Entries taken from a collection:
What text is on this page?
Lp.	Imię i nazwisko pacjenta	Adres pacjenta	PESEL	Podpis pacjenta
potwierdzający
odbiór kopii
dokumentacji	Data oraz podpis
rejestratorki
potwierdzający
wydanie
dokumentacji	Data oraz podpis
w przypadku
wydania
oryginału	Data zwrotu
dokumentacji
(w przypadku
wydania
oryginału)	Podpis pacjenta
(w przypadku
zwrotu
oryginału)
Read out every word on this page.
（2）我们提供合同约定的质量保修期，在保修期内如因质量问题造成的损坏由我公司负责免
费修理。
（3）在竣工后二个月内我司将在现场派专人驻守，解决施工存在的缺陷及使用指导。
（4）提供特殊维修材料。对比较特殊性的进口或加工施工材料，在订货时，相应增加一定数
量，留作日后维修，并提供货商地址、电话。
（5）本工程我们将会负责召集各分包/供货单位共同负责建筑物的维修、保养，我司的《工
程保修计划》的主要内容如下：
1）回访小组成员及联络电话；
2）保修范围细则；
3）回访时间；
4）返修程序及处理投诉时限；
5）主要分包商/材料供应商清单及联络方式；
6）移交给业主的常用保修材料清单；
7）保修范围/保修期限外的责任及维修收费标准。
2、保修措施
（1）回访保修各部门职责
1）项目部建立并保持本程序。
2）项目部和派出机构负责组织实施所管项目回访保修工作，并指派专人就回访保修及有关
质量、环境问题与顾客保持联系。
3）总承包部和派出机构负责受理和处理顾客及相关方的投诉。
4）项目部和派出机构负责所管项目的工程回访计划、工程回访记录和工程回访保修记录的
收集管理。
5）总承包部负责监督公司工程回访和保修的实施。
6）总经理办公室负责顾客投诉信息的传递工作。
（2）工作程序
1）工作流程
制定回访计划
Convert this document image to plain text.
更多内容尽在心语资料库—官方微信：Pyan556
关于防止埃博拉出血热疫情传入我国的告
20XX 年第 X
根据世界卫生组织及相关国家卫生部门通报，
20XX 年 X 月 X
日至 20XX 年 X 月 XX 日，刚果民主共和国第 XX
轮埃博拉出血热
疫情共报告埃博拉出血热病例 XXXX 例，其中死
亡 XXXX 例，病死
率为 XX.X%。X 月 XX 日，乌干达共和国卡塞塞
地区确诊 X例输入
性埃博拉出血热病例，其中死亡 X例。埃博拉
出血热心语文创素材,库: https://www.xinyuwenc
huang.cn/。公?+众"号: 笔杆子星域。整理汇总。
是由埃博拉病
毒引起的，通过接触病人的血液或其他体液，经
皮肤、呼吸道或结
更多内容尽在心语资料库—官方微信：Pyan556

**Written instruction**. Locate the word "text" in the data above. Copy every line carrying it.

**Written answer**.
What text is on this page?
Convert this document image to plain text.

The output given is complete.